==== ENTRIES SHOWN ====
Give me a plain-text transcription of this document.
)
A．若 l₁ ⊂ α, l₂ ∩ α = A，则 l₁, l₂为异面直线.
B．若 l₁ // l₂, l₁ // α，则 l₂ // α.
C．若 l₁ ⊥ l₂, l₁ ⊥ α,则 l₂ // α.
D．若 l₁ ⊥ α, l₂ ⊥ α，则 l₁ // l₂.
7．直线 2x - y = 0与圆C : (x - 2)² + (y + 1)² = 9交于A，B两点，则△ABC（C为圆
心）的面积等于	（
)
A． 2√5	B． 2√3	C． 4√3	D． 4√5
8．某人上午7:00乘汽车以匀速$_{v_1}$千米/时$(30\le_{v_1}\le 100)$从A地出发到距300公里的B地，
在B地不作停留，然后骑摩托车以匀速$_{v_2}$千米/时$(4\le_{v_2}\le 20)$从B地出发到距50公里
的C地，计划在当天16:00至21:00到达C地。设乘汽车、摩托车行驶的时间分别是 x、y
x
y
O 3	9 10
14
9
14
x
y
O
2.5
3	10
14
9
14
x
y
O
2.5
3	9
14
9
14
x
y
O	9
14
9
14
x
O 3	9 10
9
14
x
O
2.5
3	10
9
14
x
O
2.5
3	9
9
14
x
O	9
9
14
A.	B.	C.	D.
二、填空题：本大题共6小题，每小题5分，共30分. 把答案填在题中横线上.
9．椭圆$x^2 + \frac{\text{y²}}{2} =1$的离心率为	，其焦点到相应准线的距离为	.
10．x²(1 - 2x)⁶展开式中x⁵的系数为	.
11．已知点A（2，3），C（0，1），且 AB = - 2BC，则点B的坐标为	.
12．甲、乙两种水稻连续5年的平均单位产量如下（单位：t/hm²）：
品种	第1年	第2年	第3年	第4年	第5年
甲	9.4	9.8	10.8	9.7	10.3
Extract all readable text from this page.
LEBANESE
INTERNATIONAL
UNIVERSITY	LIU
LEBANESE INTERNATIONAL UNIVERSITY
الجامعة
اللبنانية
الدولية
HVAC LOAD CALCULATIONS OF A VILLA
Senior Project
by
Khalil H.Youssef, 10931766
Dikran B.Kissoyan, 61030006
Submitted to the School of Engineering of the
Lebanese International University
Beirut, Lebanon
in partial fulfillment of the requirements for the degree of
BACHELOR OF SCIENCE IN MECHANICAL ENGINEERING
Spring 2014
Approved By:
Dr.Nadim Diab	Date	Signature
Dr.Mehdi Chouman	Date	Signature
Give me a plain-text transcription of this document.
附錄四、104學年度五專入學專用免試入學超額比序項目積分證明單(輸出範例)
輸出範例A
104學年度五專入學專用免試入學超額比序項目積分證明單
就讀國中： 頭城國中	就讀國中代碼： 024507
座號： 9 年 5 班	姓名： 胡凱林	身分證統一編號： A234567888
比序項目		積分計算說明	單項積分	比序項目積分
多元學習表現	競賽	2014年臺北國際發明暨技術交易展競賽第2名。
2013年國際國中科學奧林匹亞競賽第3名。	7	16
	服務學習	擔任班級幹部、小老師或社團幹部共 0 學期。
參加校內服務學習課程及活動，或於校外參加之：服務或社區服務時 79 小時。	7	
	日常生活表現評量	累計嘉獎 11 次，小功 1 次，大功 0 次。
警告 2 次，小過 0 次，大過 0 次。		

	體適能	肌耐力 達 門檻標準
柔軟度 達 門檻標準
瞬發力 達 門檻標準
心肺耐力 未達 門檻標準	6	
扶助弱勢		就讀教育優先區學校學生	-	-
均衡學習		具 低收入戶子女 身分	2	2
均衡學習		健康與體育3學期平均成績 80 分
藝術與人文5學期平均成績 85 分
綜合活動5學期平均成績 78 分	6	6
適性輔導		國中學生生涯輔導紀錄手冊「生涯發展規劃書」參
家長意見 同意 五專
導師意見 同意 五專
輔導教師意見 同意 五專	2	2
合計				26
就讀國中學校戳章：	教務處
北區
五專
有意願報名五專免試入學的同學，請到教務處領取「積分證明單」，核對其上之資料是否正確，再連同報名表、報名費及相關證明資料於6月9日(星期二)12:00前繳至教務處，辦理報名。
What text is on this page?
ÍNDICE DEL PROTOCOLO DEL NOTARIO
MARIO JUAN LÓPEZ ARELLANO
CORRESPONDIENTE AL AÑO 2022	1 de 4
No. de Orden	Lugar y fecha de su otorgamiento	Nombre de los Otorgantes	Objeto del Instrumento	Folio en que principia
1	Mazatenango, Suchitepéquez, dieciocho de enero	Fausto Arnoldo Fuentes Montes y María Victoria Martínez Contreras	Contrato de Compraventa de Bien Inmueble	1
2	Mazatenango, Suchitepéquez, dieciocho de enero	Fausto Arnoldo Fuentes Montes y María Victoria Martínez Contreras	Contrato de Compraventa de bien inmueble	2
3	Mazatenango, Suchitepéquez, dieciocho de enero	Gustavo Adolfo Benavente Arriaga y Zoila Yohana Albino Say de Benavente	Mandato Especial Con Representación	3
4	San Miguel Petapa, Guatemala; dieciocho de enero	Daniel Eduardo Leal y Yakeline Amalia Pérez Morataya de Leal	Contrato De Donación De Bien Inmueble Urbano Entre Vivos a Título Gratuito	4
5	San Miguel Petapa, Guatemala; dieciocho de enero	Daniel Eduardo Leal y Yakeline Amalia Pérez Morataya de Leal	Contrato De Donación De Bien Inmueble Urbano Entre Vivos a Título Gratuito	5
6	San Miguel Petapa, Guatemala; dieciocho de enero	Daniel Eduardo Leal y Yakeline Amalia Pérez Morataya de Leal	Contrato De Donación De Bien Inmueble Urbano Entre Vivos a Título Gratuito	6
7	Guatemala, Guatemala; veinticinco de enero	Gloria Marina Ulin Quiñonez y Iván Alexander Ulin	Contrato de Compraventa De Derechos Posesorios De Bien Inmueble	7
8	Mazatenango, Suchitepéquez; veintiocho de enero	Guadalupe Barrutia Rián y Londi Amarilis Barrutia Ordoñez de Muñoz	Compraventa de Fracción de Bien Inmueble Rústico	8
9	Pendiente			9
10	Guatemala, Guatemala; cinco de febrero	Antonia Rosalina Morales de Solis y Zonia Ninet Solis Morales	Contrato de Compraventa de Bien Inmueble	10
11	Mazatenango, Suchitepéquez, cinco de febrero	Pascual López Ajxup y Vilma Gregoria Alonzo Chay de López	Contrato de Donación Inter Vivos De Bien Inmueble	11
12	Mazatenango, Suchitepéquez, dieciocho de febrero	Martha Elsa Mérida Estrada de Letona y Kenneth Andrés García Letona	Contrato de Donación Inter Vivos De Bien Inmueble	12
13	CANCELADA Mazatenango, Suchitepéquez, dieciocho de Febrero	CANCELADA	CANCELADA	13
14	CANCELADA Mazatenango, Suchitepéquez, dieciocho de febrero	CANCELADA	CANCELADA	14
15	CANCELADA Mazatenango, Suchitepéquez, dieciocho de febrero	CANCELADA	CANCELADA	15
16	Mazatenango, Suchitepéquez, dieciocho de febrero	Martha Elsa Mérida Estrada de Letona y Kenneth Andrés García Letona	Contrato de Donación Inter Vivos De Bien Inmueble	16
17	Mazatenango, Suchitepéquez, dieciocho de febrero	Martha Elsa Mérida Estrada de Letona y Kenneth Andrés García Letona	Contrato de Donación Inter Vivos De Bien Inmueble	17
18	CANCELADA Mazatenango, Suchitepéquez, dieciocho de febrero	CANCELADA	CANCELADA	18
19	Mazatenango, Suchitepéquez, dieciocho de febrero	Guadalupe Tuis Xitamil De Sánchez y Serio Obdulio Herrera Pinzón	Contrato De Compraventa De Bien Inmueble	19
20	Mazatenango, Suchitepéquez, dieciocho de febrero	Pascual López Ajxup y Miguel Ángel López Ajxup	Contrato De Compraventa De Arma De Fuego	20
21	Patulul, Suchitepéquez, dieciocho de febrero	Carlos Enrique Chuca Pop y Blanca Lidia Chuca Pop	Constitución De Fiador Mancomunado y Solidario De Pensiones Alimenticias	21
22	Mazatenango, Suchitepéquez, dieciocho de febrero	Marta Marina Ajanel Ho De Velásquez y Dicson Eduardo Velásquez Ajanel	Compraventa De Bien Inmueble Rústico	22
====
• **DIRECTIONS**
Extract from the data every line where "Amalia" shows up.

• **SOLUTION TO THE PROBLEM**
4	San Miguel Petapa, Guatemala; dieciocho de enero	Daniel Eduardo Leal y Yakeline Amalia Pérez Morataya de Leal	Contrato De Donación De Bien Inmueble Urbano Entre Vivos a Título Gratuito	4
5	San Miguel Petapa, Guatemala; dieciocho de enero	Daniel Eduardo Leal y Yakeline Amalia Pérez Morataya de Leal	Contrato De Donación De Bien Inmueble Urbano Entre Vivos a Título Gratuito	5
6	San Miguel Petapa, Guatemala; dieciocho de enero	Daniel Eduardo Leal y Yakeline Amalia Pérez Morataya de Leal	Contrato De Donación De Bien Inmueble Urbano Entre Vivos a Título Gratuito	6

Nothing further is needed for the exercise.